## What needs to be done
Copy word for word the part of the discussion about school subjects that starts at "Then don't force" and stops after "thinking? It's limiting.".

## Excerpt
They can do whatever their heart desires, just don't force me to do these things in school and college.
Then don't force aspiring humanists to learn maths beyond the bare, everyday essentials. If I remember correctly, in my school, everyday-life maths was only available in grade eleven. Do you see the problem with this kind of thinking? It's limiting.
'Let's pick apart this author's book and come up with totally subjective remarks about it that can be bent into sounding way more profound than it was meant to be. Now let's debate over our subjective interpretations of another man/woman's writing!' I find it ridiculous people make this into a PhD venture.
I have a few problems with this. One, I think it promotes shallow thought. How are we supposed to know what's profound or not without thinking deeply about it? Do we have some sort of direct access to the author's mind? Two, you're making debate sound ridiculous. Debate teaches us to form and utter our own thoughts coherently and to process foreign thoughts. I don't see how debate about anything can be considered entirely useless.

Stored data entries
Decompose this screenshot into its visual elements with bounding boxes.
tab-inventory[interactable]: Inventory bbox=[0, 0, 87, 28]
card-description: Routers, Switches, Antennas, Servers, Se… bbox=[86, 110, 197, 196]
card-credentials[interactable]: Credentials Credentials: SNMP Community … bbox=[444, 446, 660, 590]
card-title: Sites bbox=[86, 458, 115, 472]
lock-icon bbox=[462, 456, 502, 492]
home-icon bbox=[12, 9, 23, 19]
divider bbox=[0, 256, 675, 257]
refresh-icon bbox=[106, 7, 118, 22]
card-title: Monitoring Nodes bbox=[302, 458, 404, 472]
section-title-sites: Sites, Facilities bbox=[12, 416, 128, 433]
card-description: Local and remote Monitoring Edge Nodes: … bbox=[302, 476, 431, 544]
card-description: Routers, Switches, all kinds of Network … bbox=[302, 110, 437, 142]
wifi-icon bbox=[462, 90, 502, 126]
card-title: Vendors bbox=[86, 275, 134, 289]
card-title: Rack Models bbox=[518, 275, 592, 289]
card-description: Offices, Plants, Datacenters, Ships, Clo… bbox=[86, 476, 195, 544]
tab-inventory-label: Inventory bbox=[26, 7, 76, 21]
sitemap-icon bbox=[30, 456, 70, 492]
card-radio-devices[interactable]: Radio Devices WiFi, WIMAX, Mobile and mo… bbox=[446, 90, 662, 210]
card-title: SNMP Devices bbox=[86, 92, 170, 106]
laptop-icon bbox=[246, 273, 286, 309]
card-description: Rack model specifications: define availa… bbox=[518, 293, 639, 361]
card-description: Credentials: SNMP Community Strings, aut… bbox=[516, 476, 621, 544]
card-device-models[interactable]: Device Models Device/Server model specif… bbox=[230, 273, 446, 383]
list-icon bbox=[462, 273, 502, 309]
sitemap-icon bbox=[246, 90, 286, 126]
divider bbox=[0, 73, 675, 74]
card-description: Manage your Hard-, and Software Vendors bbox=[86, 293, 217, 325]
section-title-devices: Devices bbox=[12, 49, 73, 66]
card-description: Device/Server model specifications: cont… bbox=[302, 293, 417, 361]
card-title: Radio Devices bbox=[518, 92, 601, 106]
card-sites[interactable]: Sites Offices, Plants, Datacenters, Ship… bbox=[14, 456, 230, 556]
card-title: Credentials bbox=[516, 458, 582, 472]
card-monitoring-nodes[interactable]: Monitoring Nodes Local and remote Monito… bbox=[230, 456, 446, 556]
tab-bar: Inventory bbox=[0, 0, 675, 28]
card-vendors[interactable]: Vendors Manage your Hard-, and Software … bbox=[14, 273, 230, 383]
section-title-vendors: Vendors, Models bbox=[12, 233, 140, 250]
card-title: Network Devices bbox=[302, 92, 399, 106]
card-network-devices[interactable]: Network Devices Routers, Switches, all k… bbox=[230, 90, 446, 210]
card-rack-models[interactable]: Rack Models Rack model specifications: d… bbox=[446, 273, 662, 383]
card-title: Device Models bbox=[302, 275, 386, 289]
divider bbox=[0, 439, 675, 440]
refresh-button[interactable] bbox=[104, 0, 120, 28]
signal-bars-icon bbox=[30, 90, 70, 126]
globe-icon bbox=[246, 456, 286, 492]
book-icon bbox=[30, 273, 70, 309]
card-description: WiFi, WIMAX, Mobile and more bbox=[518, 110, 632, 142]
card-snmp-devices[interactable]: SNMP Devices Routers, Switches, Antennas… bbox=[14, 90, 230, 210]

## Reply to the task
Then don't force aspiring humanists to learn maths beyond the bare, everyday essentials. If I remember correctly, in my school, everyday-life maths was only available in grade eleven. Do you see the problem with this kind of thinking? It's limiting.